▽

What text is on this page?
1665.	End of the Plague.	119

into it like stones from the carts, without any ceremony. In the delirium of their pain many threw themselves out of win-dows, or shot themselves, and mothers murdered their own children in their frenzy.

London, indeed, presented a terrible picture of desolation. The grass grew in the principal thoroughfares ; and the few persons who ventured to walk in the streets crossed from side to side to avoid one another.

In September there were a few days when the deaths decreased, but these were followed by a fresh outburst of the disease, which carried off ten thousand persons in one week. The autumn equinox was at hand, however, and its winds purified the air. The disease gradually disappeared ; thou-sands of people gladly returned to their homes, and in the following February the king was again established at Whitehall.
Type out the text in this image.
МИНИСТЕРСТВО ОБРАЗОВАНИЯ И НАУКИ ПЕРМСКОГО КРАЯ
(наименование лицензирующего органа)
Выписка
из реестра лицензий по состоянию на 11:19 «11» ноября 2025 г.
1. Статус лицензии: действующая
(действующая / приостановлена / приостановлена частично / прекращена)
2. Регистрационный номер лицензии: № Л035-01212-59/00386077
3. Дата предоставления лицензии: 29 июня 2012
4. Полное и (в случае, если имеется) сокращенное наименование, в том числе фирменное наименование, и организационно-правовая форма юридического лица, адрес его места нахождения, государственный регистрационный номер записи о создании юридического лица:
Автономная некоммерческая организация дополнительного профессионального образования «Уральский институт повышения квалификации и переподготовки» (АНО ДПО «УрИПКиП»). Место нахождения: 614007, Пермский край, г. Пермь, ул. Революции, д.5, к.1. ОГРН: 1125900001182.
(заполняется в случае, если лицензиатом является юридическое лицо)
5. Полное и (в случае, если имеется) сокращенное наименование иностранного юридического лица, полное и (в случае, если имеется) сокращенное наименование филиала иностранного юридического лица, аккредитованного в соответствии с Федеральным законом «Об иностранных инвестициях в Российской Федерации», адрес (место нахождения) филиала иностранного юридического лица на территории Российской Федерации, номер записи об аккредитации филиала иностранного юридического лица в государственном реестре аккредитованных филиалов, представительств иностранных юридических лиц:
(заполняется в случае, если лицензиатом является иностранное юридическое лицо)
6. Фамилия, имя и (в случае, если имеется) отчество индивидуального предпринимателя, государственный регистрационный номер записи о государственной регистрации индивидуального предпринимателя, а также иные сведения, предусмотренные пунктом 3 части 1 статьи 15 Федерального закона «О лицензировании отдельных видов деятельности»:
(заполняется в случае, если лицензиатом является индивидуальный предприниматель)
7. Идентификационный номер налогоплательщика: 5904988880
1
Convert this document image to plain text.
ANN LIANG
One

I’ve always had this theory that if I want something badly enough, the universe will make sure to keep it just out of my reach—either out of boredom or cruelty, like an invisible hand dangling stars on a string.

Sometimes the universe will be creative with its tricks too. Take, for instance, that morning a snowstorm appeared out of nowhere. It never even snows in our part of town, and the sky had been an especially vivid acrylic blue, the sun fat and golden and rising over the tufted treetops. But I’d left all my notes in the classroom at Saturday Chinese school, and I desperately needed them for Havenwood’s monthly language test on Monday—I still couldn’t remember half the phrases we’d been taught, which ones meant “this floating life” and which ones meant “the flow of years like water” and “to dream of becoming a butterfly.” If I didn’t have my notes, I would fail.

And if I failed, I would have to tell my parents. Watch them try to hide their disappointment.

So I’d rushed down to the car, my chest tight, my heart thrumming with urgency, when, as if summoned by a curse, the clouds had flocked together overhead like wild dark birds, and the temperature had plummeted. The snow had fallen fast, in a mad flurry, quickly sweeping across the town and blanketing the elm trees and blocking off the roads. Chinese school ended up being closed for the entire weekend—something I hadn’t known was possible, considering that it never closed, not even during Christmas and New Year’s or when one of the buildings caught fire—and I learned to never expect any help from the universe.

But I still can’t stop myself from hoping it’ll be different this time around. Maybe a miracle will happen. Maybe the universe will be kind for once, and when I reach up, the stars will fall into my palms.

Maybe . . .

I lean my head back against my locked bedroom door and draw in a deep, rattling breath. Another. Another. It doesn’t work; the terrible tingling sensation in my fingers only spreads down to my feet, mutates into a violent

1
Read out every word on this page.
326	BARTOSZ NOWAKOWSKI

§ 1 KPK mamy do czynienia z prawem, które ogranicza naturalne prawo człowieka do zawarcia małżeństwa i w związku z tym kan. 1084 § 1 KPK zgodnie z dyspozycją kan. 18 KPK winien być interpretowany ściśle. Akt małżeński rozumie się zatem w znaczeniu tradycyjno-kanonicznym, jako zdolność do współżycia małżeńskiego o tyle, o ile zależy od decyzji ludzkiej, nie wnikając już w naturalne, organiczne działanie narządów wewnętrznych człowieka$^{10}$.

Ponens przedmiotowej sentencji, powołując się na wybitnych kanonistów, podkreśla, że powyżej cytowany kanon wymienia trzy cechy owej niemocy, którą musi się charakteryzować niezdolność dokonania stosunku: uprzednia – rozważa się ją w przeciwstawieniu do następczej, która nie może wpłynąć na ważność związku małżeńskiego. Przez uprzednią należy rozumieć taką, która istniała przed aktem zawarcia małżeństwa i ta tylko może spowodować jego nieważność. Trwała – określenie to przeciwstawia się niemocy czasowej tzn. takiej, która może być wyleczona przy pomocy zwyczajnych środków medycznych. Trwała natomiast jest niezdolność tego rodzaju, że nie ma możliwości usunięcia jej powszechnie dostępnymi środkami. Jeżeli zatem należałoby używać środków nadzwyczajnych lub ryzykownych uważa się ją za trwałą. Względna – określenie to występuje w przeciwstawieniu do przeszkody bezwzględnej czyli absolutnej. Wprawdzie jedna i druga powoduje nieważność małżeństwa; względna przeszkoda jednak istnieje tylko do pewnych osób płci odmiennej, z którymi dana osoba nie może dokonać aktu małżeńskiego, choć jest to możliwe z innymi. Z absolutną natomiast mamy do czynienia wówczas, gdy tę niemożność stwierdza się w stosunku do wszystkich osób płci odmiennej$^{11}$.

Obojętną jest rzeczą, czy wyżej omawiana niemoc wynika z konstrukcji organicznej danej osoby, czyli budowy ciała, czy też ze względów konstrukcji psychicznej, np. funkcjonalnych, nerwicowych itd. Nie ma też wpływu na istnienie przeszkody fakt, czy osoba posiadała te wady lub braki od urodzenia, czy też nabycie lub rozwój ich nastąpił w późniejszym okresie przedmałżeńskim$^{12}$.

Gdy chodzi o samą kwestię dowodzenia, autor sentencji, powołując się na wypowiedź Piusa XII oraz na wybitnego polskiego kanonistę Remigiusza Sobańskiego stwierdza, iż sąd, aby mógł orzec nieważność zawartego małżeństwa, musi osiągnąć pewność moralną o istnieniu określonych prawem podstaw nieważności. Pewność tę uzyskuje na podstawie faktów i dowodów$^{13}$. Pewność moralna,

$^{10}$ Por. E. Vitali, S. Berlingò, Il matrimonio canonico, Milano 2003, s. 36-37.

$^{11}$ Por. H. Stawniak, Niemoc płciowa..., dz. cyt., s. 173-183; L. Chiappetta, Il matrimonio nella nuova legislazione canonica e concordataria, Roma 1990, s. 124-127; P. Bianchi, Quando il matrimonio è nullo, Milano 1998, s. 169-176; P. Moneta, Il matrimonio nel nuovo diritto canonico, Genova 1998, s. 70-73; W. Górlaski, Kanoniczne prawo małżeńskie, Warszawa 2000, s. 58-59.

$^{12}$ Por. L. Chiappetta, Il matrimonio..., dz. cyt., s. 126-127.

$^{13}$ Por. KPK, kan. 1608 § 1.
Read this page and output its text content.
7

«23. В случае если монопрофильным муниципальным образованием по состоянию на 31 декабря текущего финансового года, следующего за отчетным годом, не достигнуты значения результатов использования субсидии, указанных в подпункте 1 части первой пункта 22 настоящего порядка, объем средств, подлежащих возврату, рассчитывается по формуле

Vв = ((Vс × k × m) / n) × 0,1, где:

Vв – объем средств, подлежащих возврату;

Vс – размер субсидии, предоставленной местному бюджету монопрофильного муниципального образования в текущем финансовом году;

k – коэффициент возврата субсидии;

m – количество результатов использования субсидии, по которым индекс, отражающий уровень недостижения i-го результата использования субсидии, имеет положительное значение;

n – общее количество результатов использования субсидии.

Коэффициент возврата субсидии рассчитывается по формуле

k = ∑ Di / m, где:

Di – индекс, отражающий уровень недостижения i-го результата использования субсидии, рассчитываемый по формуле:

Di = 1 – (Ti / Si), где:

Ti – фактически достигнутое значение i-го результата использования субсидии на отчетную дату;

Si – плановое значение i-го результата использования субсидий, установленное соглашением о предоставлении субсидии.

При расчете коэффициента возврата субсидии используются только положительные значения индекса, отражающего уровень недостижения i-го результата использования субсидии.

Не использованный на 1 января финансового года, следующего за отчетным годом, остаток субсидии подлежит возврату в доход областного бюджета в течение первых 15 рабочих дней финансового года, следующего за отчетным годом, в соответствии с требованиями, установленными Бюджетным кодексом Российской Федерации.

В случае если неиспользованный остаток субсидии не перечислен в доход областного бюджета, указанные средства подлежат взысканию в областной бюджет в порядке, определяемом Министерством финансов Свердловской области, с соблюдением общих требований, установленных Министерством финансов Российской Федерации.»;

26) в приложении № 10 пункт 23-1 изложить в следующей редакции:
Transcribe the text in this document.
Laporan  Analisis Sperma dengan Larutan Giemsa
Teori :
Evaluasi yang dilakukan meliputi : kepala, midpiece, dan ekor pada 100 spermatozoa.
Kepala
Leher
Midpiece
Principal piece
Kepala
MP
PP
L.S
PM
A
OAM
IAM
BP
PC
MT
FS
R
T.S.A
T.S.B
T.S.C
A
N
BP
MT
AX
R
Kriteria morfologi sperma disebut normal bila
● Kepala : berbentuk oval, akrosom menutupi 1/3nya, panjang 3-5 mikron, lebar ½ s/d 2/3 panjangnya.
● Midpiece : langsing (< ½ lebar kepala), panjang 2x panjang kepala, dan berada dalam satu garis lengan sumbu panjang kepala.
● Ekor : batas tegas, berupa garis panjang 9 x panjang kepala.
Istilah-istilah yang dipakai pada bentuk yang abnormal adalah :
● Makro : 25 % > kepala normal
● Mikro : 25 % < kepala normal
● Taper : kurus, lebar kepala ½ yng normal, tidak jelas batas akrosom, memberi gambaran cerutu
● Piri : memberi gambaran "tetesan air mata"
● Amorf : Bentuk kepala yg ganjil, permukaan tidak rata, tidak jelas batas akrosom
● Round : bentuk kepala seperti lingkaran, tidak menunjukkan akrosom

△

From the entries above, list each line with "yang" in it.

Evaluasi yang dilakukan meliputi : kepala, midpiece, dan ekor pada 100 spermatozoa.
Istilah-istilah yang dipakai pada bentuk yang abnormal adalah :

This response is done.